I would like to know which formula to use for the following combinations, please.

A or B can be chosen x times to generate a series of length x. A and B can be chosen as often as you like. Order does not matter. The question for each series is: For what fraction of the total are there more A’s than B’s?
Examples: If x=2, possibilities are A-A, A-B, B-A, B-B so how often are there more A’s than B’s? That is 1 out of 4=0.25.
If x=4, possibilities are A-A-A-A, A-A-A-B, A-A-B-A, A-A-B-B, A-B-A-A, A-B-A-B, A-B-B-A, A-B-B-B, B-A-A-A, B-A-A-B, B-A-B-A, B-A-B-B, B-B-A-A, B-B-A-B, B-B-B-A, B-B-B-B so how often are there more A’s than B’s? That is 5 out of 16=0.3125.
I can do these by hand, but it becomes more difficult when x=62.
Note that I am not giving any examples where x is an odd number, because that answer would always be 0.5.
A formula would be sooooo helpful!

*Layout element entries:*
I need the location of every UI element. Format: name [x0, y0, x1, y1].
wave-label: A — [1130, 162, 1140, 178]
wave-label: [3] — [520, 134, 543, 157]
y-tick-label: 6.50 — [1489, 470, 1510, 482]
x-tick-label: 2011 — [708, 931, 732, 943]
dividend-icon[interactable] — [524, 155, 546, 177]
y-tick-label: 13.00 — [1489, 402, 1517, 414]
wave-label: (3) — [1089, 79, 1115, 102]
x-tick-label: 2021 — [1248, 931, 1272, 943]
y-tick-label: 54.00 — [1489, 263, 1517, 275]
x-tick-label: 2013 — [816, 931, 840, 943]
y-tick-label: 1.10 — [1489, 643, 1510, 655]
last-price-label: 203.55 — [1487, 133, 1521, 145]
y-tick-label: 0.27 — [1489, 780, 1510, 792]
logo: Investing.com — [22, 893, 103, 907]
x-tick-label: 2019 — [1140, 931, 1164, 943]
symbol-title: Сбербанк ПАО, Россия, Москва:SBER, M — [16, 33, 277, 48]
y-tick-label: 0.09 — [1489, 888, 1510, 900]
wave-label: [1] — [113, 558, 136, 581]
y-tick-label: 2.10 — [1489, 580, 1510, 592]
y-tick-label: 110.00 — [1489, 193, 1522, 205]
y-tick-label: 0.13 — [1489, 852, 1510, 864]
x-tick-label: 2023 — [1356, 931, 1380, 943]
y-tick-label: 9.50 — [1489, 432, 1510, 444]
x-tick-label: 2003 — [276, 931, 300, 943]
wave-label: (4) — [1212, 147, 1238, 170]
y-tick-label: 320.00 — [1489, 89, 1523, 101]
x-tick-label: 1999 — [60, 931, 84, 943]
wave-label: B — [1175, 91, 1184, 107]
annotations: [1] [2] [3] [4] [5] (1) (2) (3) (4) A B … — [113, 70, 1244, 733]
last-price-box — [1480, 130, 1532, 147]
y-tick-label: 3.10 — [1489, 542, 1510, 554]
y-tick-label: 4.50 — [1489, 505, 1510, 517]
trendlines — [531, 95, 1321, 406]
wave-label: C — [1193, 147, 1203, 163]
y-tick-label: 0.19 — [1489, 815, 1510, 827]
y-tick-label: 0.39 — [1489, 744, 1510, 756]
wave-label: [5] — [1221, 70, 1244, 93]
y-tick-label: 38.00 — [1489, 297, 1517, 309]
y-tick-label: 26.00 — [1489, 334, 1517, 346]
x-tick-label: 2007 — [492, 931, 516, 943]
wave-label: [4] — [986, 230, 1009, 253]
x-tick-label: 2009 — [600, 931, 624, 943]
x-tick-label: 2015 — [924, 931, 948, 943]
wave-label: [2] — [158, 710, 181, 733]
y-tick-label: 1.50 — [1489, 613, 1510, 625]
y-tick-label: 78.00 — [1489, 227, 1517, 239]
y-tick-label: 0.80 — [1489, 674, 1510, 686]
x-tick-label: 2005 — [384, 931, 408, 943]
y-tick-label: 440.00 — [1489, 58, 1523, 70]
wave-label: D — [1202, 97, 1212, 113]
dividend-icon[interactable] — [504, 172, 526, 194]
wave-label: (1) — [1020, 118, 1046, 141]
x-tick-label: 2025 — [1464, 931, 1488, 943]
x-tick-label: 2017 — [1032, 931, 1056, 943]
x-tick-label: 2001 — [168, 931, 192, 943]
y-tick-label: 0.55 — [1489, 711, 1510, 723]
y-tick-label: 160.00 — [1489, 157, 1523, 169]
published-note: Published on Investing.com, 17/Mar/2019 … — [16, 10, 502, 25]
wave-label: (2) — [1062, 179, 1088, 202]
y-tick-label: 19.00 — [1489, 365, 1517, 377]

*Task to complete:*
Revise the question about counting series of A and B, starting with "I would like" and going on through "always be 0.5.", so that "possibilities" becomes "outcomes" throughout.

*Solution to this exercise:*
I would like to know which formula to use for the following combinations, please.

A or B can be chosen x times to generate a series of length x. A and B can be chosen as often as you like. Order does not matter. The question for each series is: For what fraction of the total are there more A’s than B’s?
Examples: If x=2, outcomes are A-A, A-B, B-A, B-B so how often are there more A’s than B’s? That is 1 out of 4=0.25.
If x=4, outcomes are A-A-A-A, A-A-A-B, A-A-B-A, A-A-B-B, A-B-A-A, A-B-A-B, A-B-B-A, A-B-B-B, B-A-A-A, B-A-A-B, B-A-B-A, B-A-B-B, B-B-A-A, B-B-A-B, B-B-B-A, B-B-B-B so how often are there more A’s than B’s? That is 5 out of 16=0.3125.
I can do these by hand, but it becomes more difficult when x=62.
Note that I am not giving any examples where x is an odd number, because that answer would always be 0.5.